What is required: The records below must be written out exactly, with every picture left behind.

Task data:

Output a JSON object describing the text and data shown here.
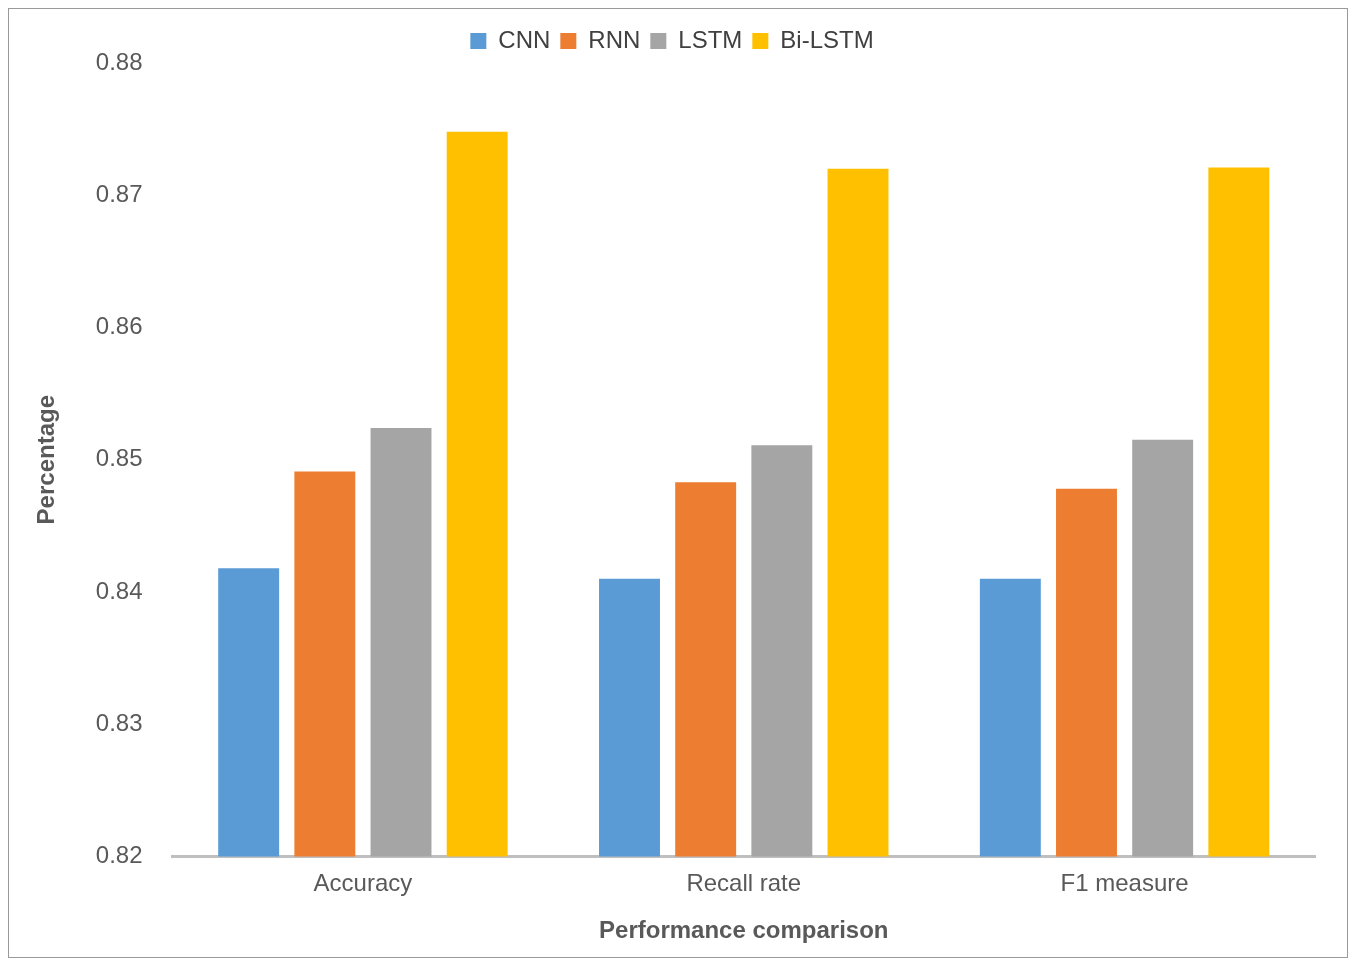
{
  "chart_data": {
    "type": "bar",
    "xlabel": "Performance comparison",
    "ylabel": "Percentage",
    "categories": [
      "Accuracy",
      "Recall rate",
      "F1 measure"
    ],
    "series": [
      {
        "name": "CNN",
        "color": "#5b9bd5",
        "values": [
          0.8418,
          0.841,
          0.841
        ]
      },
      {
        "name": "RNN",
        "color": "#ed7d31",
        "values": [
          0.8491,
          0.8483,
          0.8478
        ]
      },
      {
        "name": "LSTM",
        "color": "#a5a5a5",
        "values": [
          0.8524,
          0.8511,
          0.8515
        ]
      },
      {
        "name": "Bi-LSTM",
        "color": "#ffc000",
        "values": [
          0.8748,
          0.872,
          0.8721
        ]
      }
    ],
    "ylim": [
      0.82,
      0.88
    ],
    "yticks": [
      0.82,
      0.83,
      0.84,
      0.85,
      0.86,
      0.87,
      0.88
    ],
    "grid": false,
    "legend": "top"
  }
}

Correct result:
Output a JSON object describing the text and data shown here.
{
  "chart_data": {
    "type": "bar",
    "xlabel": "Performance comparison",
    "ylabel": "Percentage",
    "categories": [
      "Accuracy",
      "Recall rate",
      "F1 measure"
    ],
    "series": [
      {
        "name": "CNN",
        "color": "#5b9bd5",
        "values": [
          0.8418,
          0.841,
          0.841
        ]
      },
      {
        "name": "RNN",
        "color": "#ed7d31",
        "values": [
          0.8491,
          0.8483,
          0.8478
        ]
      },
      {
        "name": "LSTM",
        "color": "#a5a5a5",
        "values": [
          0.8524,
          0.8511,
          0.8515
        ]
      },
      {
        "name": "Bi-LSTM",
        "color": "#ffc000",
        "values": [
          0.8748,
          0.872,
          0.8721
        ]
      }
    ],
    "ylim": [
      0.82,
      0.88
    ],
    "yticks": [
      0.82,
      0.83,
      0.84,
      0.85,
      0.86,
      0.87,
      0.88
    ],
    "grid": false,
    "legend": "top"
  }
}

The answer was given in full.